Data records:
++++++++
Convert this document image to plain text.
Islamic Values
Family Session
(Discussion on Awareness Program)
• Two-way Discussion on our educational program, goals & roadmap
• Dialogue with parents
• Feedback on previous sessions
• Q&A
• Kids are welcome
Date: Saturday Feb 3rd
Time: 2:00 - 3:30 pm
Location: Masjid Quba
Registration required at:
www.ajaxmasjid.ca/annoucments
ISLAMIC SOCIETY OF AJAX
++++++++
■ Your goal:
Write out every line exactly as it stands.

■ Reply:
Convert this document image to plain text.
Islamic Values
Family Session
(Discussion on Awareness Program)
• Two-way Discussion on our educational program, goals & roadmap
• Dialogue with parents
• Feedback on previous sessions
• Q&A
• Kids are welcome
Date: Saturday Feb 3rd
Time: 2:00 - 3:30 pm
Location: Masjid Quba
Registration required at:
www.ajaxmasjid.ca/annoucments
ISLAMIC SOCIETY OF AJAX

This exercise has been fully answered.